A run of records |
** Start **
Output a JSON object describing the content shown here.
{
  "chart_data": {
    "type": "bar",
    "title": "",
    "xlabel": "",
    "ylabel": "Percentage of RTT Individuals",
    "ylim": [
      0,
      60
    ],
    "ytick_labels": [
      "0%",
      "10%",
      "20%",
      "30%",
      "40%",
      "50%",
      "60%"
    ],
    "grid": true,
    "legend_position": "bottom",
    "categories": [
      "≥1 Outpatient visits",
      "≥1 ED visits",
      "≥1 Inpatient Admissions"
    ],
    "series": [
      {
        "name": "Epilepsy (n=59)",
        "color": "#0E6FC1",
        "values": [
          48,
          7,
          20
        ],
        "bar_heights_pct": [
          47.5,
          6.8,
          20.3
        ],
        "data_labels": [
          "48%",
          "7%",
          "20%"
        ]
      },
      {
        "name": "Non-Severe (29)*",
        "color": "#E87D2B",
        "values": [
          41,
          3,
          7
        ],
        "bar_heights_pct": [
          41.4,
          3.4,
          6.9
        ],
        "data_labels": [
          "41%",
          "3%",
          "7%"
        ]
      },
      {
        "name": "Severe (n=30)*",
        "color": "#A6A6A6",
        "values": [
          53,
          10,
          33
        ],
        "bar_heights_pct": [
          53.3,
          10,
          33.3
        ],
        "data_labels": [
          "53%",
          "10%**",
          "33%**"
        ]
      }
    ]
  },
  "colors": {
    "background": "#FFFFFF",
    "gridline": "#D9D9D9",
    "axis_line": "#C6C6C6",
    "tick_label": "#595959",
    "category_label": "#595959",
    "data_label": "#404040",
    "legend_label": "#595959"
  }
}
** End **
DIRECTIONS | Your task is to retype all the records above with nothing left out.

ANSWER TO THE PROBLEM |
Output a JSON object describing the content shown here.
{
  "chart_data": {
    "type": "bar",
    "title": "",
    "xlabel": "",
    "ylabel": "Percentage of RTT Individuals",
    "ylim": [
      0,
      60
    ],
    "ytick_labels": [
      "0%",
      "10%",
      "20%",
      "30%",
      "40%",
      "50%",
      "60%"
    ],
    "grid": true,
    "legend_position": "bottom",
    "categories": [
      "≥1 Outpatient visits",
      "≥1 ED visits",
      "≥1 Inpatient Admissions"
    ],
    "series": [
      {
        "name": "Epilepsy (n=59)",
        "color": "#0E6FC1",
        "values": [
          48,
          7,
          20
        ],
        "bar_heights_pct": [
          47.5,
          6.8,
          20.3
        ],
        "data_labels": [
          "48%",
          "7%",
          "20%"
        ]
      },
      {
        "name": "Non-Severe (29)*",
        "color": "#E87D2B",
        "values": [
          41,
          3,
          7
        ],
        "bar_heights_pct": [
          41.4,
          3.4,
          6.9
        ],
        "data_labels": [
          "41%",
          "3%",
          "7%"
        ]
      },
      {
        "name": "Severe (n=30)*",
        "color": "#A6A6A6",
        "values": [
          53,
          10,
          33
        ],
        "bar_heights_pct": [
          53.3,
          10,
          33.3
        ],
        "data_labels": [
          "53%",
          "10%**",
          "33%**"
        ]
      }
    ]
  },
  "colors": {
    "background": "#FFFFFF",
    "gridline": "#D9D9D9",
    "axis_line": "#C6C6C6",
    "tick_label": "#595959",
    "category_label": "#595959",
    "data_label": "#404040",
    "legend_label": "#595959"
  }
}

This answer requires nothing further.